──────── Dataset records ────────
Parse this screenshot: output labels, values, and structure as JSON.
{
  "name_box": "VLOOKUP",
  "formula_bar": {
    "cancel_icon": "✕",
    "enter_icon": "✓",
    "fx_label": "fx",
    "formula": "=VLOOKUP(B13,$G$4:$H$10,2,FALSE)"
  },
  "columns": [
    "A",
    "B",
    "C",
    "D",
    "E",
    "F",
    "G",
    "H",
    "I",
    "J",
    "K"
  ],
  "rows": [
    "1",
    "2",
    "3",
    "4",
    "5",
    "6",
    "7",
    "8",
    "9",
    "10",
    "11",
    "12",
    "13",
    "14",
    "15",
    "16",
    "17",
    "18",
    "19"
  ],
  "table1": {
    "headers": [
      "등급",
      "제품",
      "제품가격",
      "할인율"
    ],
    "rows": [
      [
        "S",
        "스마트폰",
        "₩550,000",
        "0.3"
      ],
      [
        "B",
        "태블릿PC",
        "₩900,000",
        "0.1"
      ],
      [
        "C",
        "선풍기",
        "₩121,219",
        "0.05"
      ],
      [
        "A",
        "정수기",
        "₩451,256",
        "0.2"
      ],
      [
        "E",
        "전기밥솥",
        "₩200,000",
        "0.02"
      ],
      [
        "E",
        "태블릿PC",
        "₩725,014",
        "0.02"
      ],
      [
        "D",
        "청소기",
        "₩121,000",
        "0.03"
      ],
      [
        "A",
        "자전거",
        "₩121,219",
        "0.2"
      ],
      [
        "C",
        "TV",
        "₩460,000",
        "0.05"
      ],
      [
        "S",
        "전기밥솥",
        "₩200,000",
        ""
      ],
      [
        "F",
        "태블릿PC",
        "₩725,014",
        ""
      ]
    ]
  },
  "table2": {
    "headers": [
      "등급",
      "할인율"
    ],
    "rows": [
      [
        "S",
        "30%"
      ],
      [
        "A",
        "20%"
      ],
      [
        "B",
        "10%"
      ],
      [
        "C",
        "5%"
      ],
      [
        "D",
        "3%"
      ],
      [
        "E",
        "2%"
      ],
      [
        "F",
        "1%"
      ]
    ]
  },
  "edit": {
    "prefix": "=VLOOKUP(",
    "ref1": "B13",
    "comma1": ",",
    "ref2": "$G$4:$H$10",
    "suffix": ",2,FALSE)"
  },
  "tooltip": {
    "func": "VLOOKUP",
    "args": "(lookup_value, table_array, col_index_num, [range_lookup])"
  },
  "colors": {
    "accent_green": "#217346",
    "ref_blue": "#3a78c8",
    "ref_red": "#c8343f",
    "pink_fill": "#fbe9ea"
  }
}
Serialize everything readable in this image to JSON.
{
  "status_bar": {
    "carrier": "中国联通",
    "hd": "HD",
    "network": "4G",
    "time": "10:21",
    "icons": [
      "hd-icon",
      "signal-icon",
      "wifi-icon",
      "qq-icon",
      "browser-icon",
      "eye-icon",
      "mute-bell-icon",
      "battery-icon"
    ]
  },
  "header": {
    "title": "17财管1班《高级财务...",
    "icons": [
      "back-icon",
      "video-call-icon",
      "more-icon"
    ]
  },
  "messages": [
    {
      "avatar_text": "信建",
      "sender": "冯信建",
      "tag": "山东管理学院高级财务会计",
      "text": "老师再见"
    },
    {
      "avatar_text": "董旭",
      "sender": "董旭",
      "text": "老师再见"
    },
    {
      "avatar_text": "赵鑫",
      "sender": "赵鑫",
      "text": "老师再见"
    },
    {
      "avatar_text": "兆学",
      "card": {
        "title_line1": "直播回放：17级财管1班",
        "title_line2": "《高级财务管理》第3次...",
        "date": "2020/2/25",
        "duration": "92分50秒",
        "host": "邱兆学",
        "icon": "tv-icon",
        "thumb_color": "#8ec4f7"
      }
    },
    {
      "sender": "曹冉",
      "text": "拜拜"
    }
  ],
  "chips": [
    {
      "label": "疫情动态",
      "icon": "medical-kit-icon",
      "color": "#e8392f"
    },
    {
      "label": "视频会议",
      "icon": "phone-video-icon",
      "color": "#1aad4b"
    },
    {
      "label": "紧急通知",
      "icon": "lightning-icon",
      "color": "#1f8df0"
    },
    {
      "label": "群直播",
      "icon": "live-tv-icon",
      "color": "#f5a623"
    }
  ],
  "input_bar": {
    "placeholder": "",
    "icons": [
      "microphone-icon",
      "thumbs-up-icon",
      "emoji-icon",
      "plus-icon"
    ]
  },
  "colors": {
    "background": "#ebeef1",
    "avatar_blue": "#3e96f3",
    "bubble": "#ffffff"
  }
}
────────
[Work to complete]:
Write out the full set of records exactly as given.

[Complete answer]:
Parse this screenshot: output labels, values, and structure as JSON.
{
  "name_box": "VLOOKUP",
  "formula_bar": {
    "cancel_icon": "✕",
    "enter_icon": "✓",
    "fx_label": "fx",
    "formula": "=VLOOKUP(B13,$G$4:$H$10,2,FALSE)"
  },
  "columns": [
    "A",
    "B",
    "C",
    "D",
    "E",
    "F",
    "G",
    "H",
    "I",
    "J",
    "K"
  ],
  "rows": [
    "1",
    "2",
    "3",
    "4",
    "5",
    "6",
    "7",
    "8",
    "9",
    "10",
    "11",
    "12",
    "13",
    "14",
    "15",
    "16",
    "17",
    "18",
    "19"
  ],
  "table1": {
    "headers": [
      "등급",
      "제품",
      "제품가격",
      "할인율"
    ],
    "rows": [
      [
        "S",
        "스마트폰",
        "₩550,000",
        "0.3"
      ],
      [
        "B",
        "태블릿PC",
        "₩900,000",
        "0.1"
      ],
      [
        "C",
        "선풍기",
        "₩121,219",
        "0.05"
      ],
      [
        "A",
        "정수기",
        "₩451,256",
        "0.2"
      ],
      [
        "E",
        "전기밥솥",
        "₩200,000",
        "0.02"
      ],
      [
        "E",
        "태블릿PC",
        "₩725,014",
        "0.02"
      ],
      [
        "D",
        "청소기",
        "₩121,000",
        "0.03"
      ],
      [
        "A",
        "자전거",
        "₩121,219",
        "0.2"
      ],
      [
        "C",
        "TV",
        "₩460,000",
        "0.05"
      ],
      [
        "S",
        "전기밥솥",
        "₩200,000",
        ""
      ],
      [
        "F",
        "태블릿PC",
        "₩725,014",
        ""
      ]
    ]
  },
  "table2": {
    "headers": [
      "등급",
      "할인율"
    ],
    "rows": [
      [
        "S",
        "30%"
      ],
      [
        "A",
        "20%"
      ],
      [
        "B",
        "10%"
      ],
      [
        "C",
        "5%"
      ],
      [
        "D",
        "3%"
      ],
      [
        "E",
        "2%"
      ],
      [
        "F",
        "1%"
      ]
    ]
  },
  "edit": {
    "prefix": "=VLOOKUP(",
    "ref1": "B13",
    "comma1": ",",
    "ref2": "$G$4:$H$10",
    "suffix": ",2,FALSE)"
  },
  "tooltip": {
    "func": "VLOOKUP",
    "args": "(lookup_value, table_array, col_index_num, [range_lookup])"
  },
  "colors": {
    "accent_green": "#217346",
    "ref_blue": "#3a78c8",
    "ref_red": "#c8343f",
    "pink_fill": "#fbe9ea"
  }
}
Serialize everything readable in this image to JSON.
{
  "status_bar": {
    "carrier": "中国联通",
    "hd": "HD",
    "network": "4G",
    "time": "10:21",
    "icons": [
      "hd-icon",
      "signal-icon",
      "wifi-icon",
      "qq-icon",
      "browser-icon",
      "eye-icon",
      "mute-bell-icon",
      "battery-icon"
    ]
  },
  "header": {
    "title": "17财管1班《高级财务...",
    "icons": [
      "back-icon",
      "video-call-icon",
      "more-icon"
    ]
  },
  "messages": [
    {
      "avatar_text": "信建",
      "sender": "冯信建",
      "tag": "山东管理学院高级财务会计",
      "text": "老师再见"
    },
    {
      "avatar_text": "董旭",
      "sender": "董旭",
      "text": "老师再见"
    },
    {
      "avatar_text": "赵鑫",
      "sender": "赵鑫",
      "text": "老师再见"
    },
    {
      "avatar_text": "兆学",
      "card": {
        "title_line1": "直播回放：17级财管1班",
        "title_line2": "《高级财务管理》第3次...",
        "date": "2020/2/25",
        "duration": "92分50秒",
        "host": "邱兆学",
        "icon": "tv-icon",
        "thumb_color": "#8ec4f7"
      }
    },
    {
      "sender": "曹冉",
      "text": "拜拜"
    }
  ],
  "chips": [
    {
      "label": "疫情动态",
      "icon": "medical-kit-icon",
      "color": "#e8392f"
    },
    {
      "label": "视频会议",
      "icon": "phone-video-icon",
      "color": "#1aad4b"
    },
    {
      "label": "紧急通知",
      "icon": "lightning-icon",
      "color": "#1f8df0"
    },
    {
      "label": "群直播",
      "icon": "live-tv-icon",
      "color": "#f5a623"
    }
  ],
  "input_bar": {
    "placeholder": "",
    "icons": [
      "microphone-icon",
      "thumbs-up-icon",
      "emoji-icon",
      "plus-icon"
    ]
  },
  "colors": {
    "background": "#ebeef1",
    "avatar_blue": "#3e96f3",
    "bubble": "#ffffff"
  }
}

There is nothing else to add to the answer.